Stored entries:
# # #

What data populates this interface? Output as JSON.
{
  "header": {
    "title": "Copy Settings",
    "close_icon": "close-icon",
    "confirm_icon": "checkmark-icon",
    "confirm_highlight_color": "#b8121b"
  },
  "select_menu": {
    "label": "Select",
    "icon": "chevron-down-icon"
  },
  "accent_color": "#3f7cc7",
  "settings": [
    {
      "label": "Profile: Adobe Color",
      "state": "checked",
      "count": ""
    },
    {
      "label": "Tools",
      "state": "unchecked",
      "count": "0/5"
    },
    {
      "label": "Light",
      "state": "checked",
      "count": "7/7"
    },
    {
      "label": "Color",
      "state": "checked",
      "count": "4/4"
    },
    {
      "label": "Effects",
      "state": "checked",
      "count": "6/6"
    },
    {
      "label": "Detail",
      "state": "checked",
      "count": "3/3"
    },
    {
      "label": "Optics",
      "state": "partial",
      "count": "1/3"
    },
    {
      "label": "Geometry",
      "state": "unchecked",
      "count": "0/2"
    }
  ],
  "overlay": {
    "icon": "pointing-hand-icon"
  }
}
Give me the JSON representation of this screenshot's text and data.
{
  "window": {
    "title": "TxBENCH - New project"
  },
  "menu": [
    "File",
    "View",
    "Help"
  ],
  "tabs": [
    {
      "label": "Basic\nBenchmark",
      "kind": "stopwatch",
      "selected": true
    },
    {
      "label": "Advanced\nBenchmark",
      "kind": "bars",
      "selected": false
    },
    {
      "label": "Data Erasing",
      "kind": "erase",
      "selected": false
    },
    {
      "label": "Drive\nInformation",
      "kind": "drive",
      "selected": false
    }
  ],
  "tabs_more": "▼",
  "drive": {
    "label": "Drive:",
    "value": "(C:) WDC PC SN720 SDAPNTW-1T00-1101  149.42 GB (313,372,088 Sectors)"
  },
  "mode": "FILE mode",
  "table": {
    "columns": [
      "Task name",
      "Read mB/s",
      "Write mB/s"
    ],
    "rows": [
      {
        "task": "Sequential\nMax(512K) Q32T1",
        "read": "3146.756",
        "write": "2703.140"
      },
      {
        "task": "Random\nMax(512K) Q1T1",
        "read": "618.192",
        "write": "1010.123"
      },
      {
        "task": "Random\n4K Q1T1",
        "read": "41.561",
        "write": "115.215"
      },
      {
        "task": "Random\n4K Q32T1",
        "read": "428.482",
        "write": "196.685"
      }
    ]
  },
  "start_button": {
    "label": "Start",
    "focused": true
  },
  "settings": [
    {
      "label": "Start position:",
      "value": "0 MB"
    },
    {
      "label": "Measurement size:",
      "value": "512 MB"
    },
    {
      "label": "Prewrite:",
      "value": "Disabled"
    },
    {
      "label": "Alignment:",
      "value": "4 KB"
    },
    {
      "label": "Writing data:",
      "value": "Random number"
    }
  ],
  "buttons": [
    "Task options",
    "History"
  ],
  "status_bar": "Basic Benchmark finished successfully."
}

# # #

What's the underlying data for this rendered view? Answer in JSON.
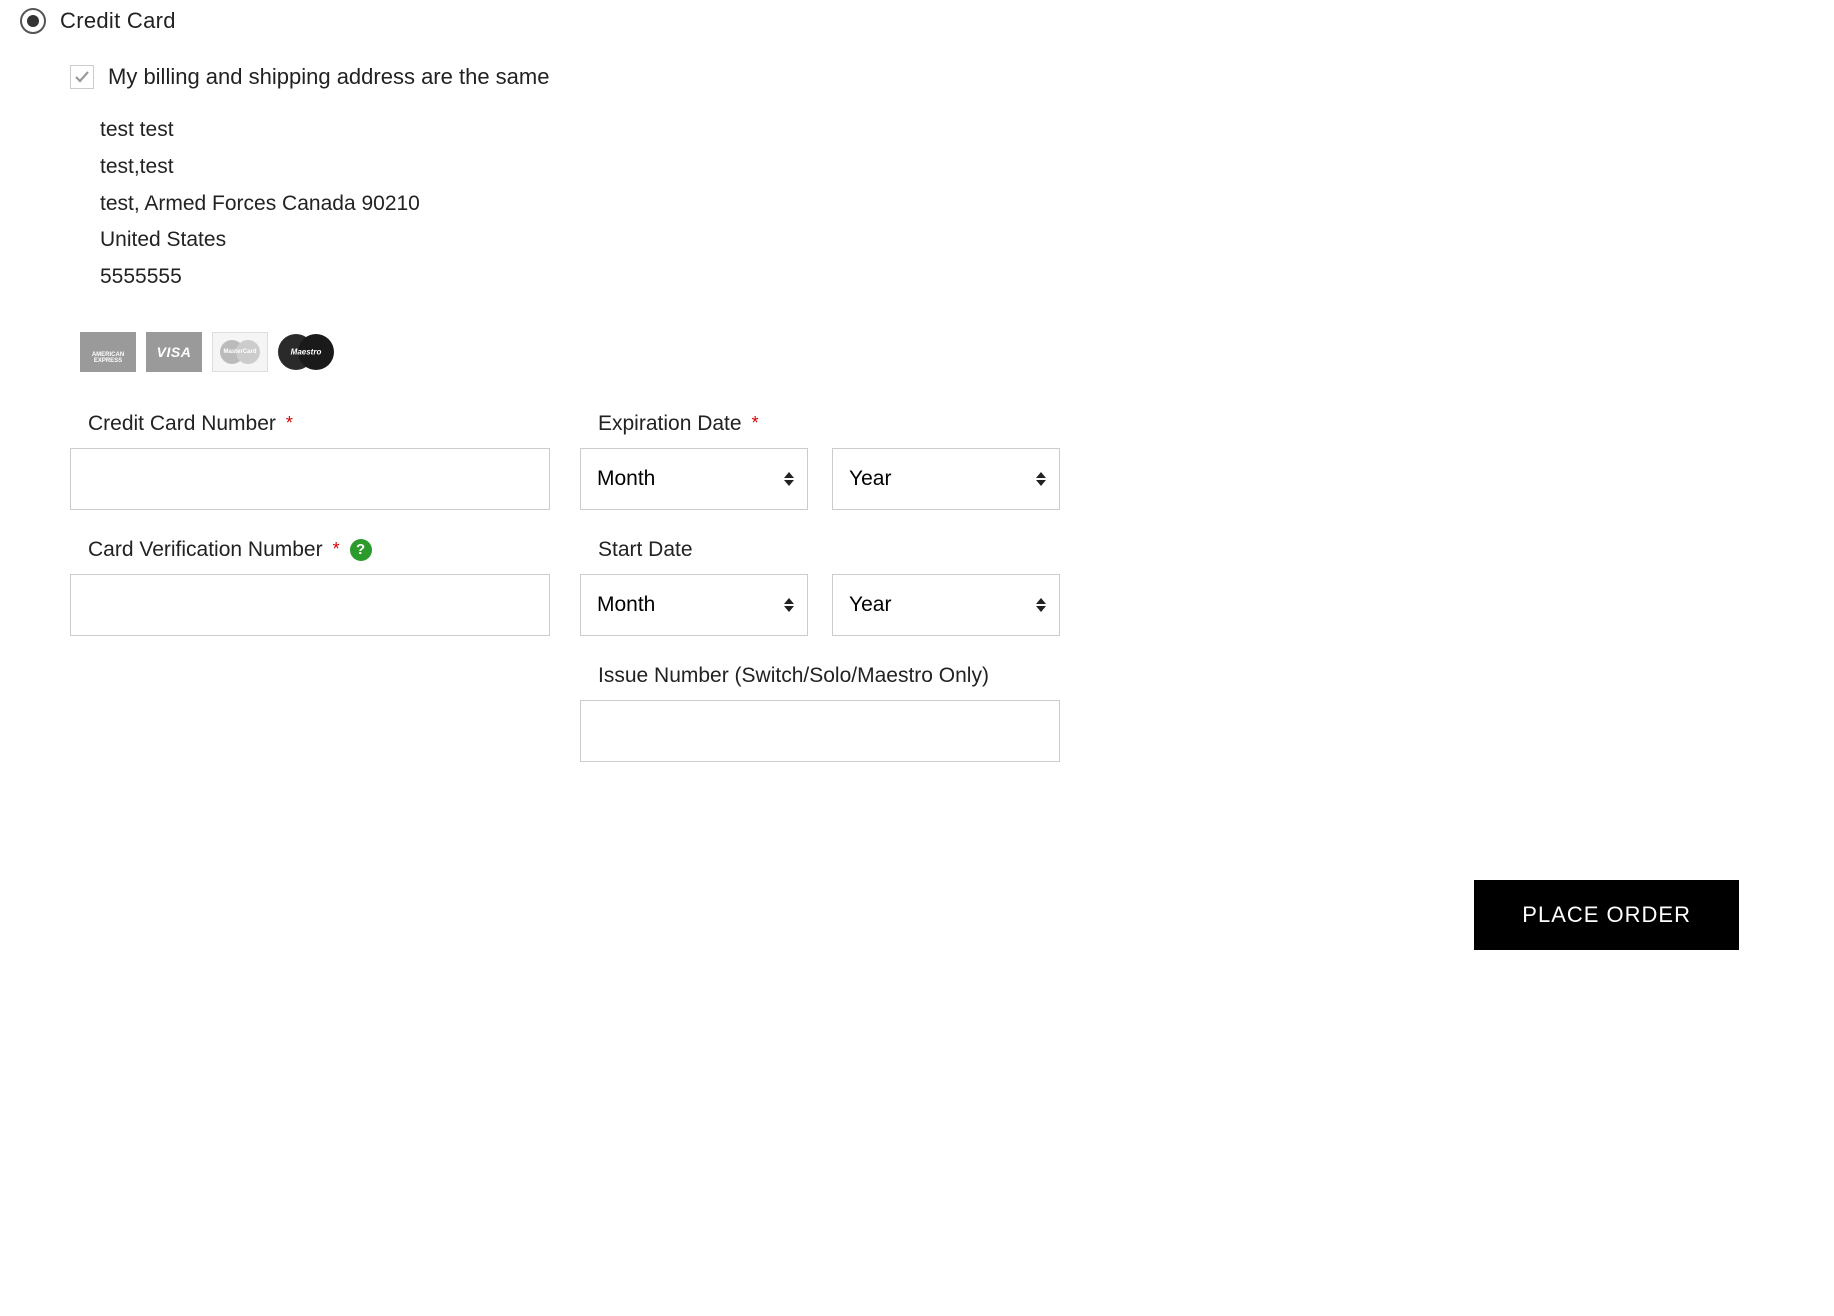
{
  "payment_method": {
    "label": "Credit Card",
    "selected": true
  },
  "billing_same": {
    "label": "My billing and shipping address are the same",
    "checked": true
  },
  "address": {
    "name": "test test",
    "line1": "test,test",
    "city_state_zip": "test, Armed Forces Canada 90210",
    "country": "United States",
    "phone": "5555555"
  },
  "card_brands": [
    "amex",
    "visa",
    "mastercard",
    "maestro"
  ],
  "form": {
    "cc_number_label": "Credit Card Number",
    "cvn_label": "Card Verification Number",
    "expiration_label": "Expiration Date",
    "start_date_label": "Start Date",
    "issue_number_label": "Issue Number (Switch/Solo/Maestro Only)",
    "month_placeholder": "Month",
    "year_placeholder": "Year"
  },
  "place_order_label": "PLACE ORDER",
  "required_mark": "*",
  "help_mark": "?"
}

# # #

> _PROMPT_: Determine how many lines of the data contain "Credit" and give nothing but that number.

> _ANSWER IN FULL_: 2